Abrimos aqui um parêntese para esclarecer que, na primeira versão produzida do material didático aqui focalizado, o texto de apresentação era oferecido ao aluno apenas em português escrito, e, no enunciado da Atividade 1, não se mencionava que a discussão deveria ser feita em Libras. Como já explicitado, algumas decisões para o refinamento do material decorreram da interação com a docente do INES, como demonstra o excerto de aula transcrito a seguir:

Docente INES: Essa discussão vai ser em Libras?

G: Aí é com a professora, né? [rindo]. A gente tem que colocar isso no material do professor, né?

Docente INES: Assim, para mim, não tem o menor sentido/porque já vai começar uma barreira aí, porque discutir não é só responder no papel por escrito, então, pra mim, essa discussão inicial deveria ser em Libras. Mas, tem razão, professor tem autonomia, né, mas eu acho que no material poderia ter uma indicação, caso vocês acharem que a discussão tem que ser em Libras, ter algum sinalzinho das mãos em Libras. Como por exemplo quando a gente tem um livro para ouvintes, né por exemplo de português para estrangeiros, aí o áudio, não tem um ícone de áudio? Colocar um ícone da Libras, ali do lado!

G: Ah, legal, a gente não tinha pensado nisso!

C: Então, tem vários momentos de discussão em sala de aula, e a Ivani disse que eles utilizam a Libras em sala de aula, né, então acho que a gente nem pensou em colocar o ícone, mas todas as discussões que são mais de conversa é pra ser em Libras, porque ficar produzindo, escrevendo vai até desmotivar.

Docente INES: É porque vocês já conhecem a realidade do Cepre, né, mas pensando assim, pra fora do Cepre, isso não é claro pra todos os professores, tá?! Se vocês estão escrevendo também para fora dessa realidade...

Docente supervisora: Sim, é esta a ideia! Que este material possa ir para além do Cepre...
···
## [Instruções e requisitos]
Cite, sem nenhuma alteração, o trecho do texto fornecido que se inicia com as palavras que contêm "G: Aí é com" e se encerra com "ali do lado!". Baseie-se somente no texto fornecido.

## [Entradas fornecidas]
···
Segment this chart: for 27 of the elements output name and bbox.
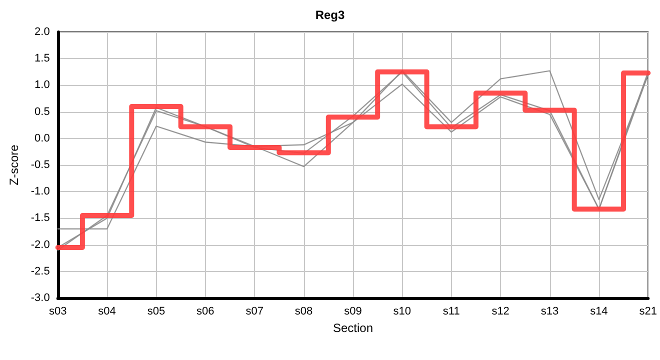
y-tick-label: -1.0 [30, 186, 50, 198]
x-tick-label: s09 [344, 306, 362, 318]
y-tick-label: -1.5 [30, 212, 50, 224]
y-tick-label: 0.5 [34, 106, 50, 118]
x-tick-label: s11 [442, 306, 460, 318]
y-tick-label: 2.0 [34, 26, 50, 38]
y-tick-label: -2.5 [30, 265, 50, 278]
x-tick-label: s21 [639, 306, 658, 318]
y-axis-title: Z-score [7, 144, 21, 186]
x-tick-label: s07 [246, 306, 264, 318]
y-tick-label: -3.0 [30, 292, 50, 304]
y-tick-label: -2.0 [30, 238, 50, 251]
x-tick-label: s03 [48, 306, 67, 318]
x-tick-label: s14 [590, 306, 608, 318]
y-tick-label: -0.5 [30, 159, 50, 171]
x-tick-label: s05 [147, 306, 166, 318]
x-tick-label: s06 [196, 306, 214, 318]
x-tick-label: s08 [294, 306, 313, 318]
x-tick-label: s13 [540, 306, 559, 318]
x-axis-title: Section [332, 320, 374, 335]
chart-title: Reg3 [315, 8, 345, 22]
y-tick-label: 0.0 [34, 132, 50, 144]
x-tick-label: s04 [98, 306, 116, 318]
y-tick-label: 1.0 [34, 79, 50, 92]
y-tick-label: 1.5 [34, 52, 50, 65]
x-tick-label: s10 [393, 306, 412, 318]
x-tick-label: s12 [492, 306, 510, 318]
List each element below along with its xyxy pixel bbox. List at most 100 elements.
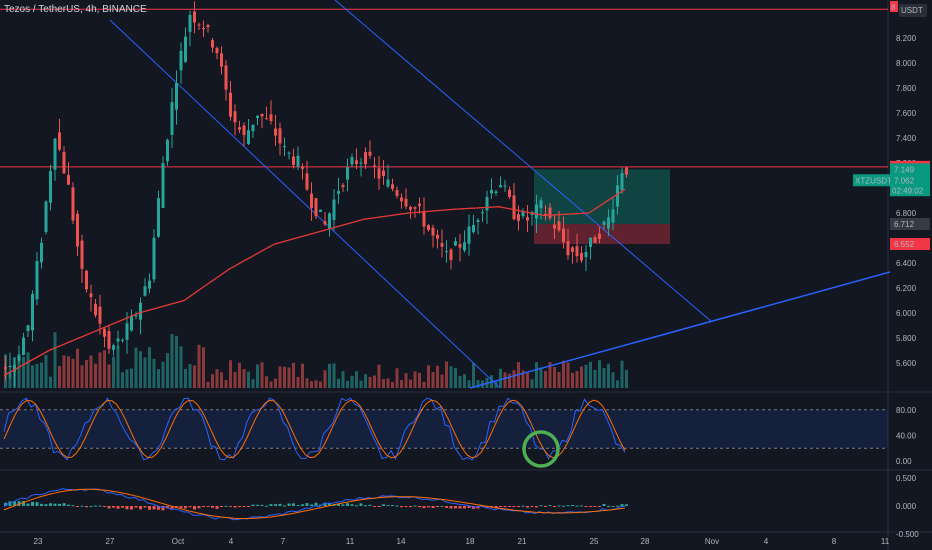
candle-body [476,220,480,223]
volume-bar [463,374,466,388]
macd-histogram-bar [260,504,264,506]
candle-body [607,217,610,229]
volume-bar [287,367,291,388]
volume-bar [184,369,187,388]
candle-body [134,315,138,317]
volume-bar [202,347,205,388]
trendline-descending [109,19,501,389]
candle-body [292,156,295,165]
candle-body [571,247,574,253]
candle-body [481,212,484,214]
top-level-badge [890,1,898,12]
macd-tick-label: -0.500 [896,530,919,539]
volume-bar [296,376,300,388]
volume-bar [467,380,471,388]
candle-body [544,213,547,216]
macd-histogram-bar [566,505,570,507]
volume-bar [188,364,192,388]
volume-bar [112,356,115,388]
macd-histogram-bar [494,506,498,509]
macd-histogram-bar [148,506,151,510]
macd-tick-label: 0.500 [896,474,917,483]
candle-body [301,166,304,169]
volume-bar [40,362,43,388]
volume-bar [449,366,453,388]
macd-histogram-bar [598,506,601,507]
macd-histogram-bar [121,506,124,508]
candle-body [620,173,624,190]
volume-bar [503,372,507,388]
candle-body [494,191,498,194]
trendline-descending [334,0,713,323]
price-tick-label: 8.000 [896,59,917,68]
volume-bar [526,372,529,388]
macd-histogram-bar [625,504,628,506]
macd-histogram-bar [373,506,376,507]
volume-bar [130,368,133,388]
macd-histogram-bar [571,504,574,506]
candle-body [508,189,511,197]
macd-histogram-bar [188,506,192,508]
macd-histogram-bar [616,505,619,507]
candle-body [431,227,435,236]
macd-histogram-bar [283,505,286,507]
macd-histogram-bar [400,506,403,508]
candle-body [458,244,462,248]
candle-body [175,82,178,110]
volume-bar [422,381,426,388]
stochastic-k-line [3,397,626,461]
volume-bar [454,367,457,388]
macd-histogram-bar [530,506,534,507]
macd-histogram-bar [301,504,304,506]
volume-bar [341,371,345,388]
volume-bar [602,368,606,388]
macd-histogram-bar [512,506,516,507]
macd-histogram-bar [215,506,219,509]
price-tick-label: 5.800 [896,334,917,343]
volume-bar [355,371,358,388]
volume-bar [175,335,178,388]
candle-body [247,130,250,144]
candle-body [436,234,439,239]
candle-body [472,224,475,233]
macd-histogram-bar [467,506,471,509]
macd-histogram-bar [130,506,133,510]
macd-histogram-bar [350,504,354,506]
macd-histogram-bar [49,503,52,506]
last-price-text: 7.062 [894,176,915,185]
candle-body [8,365,12,368]
macd-histogram-bar [247,506,250,507]
macd-histogram-bar [13,501,16,506]
volume-bar [391,381,394,388]
candle-body [368,151,372,156]
volume-bar [593,370,597,388]
time-axis-label: 11 [881,537,890,546]
volume-bar [580,366,583,388]
candle-body [67,174,70,185]
volume-bar [364,374,367,388]
macd-histogram-bar [620,504,624,506]
macd-histogram-bar [409,506,412,508]
candle-body [220,53,223,67]
macd-histogram-bar [368,504,372,506]
candle-body [274,128,277,136]
macd-histogram-bar [557,505,561,507]
candle-body [4,366,7,369]
macd-histogram-bar [589,506,592,507]
candle-body [319,209,322,212]
candle-body [130,315,133,331]
macd-histogram-bar [274,504,277,506]
macd-histogram-bar [593,506,597,507]
macd-histogram-bar [202,506,205,507]
time-axis-label: 8 [832,537,837,546]
volume-bar [557,371,561,388]
volume-bar [395,368,399,388]
candle-body [238,127,241,130]
macd-histogram-bar [355,505,358,507]
macd-histogram-bar [269,504,273,506]
volume-bar [359,380,363,388]
volume-bar [598,360,601,388]
candle-body [49,170,52,203]
volume-bar [44,355,48,388]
···
## [Exercício resolvido]
G: Aí é com a professora, né? [rindo]. A gente tem que colocar isso no material do professor, né?

Docente INES: Assim, para mim, não tem o menor sentido/porque já vai começar uma barreira aí, porque discutir não é só responder no papel por escrito, então, pra mim, essa discussão inicial deveria ser em Libras. Mas, tem razão, professor tem autonomia, né, mas eu acho que no material poderia ter uma indicação, caso vocês acharem que a discussão tem que ser em Libras, ter algum sinalzinho das mãos em Libras. Como por exemplo quando a gente tem um livro para ouvintes, né por exemplo de português para estrangeiros, aí o áudio, não tem um ícone de áudio? Colocar um ícone da Libras, ali do lado!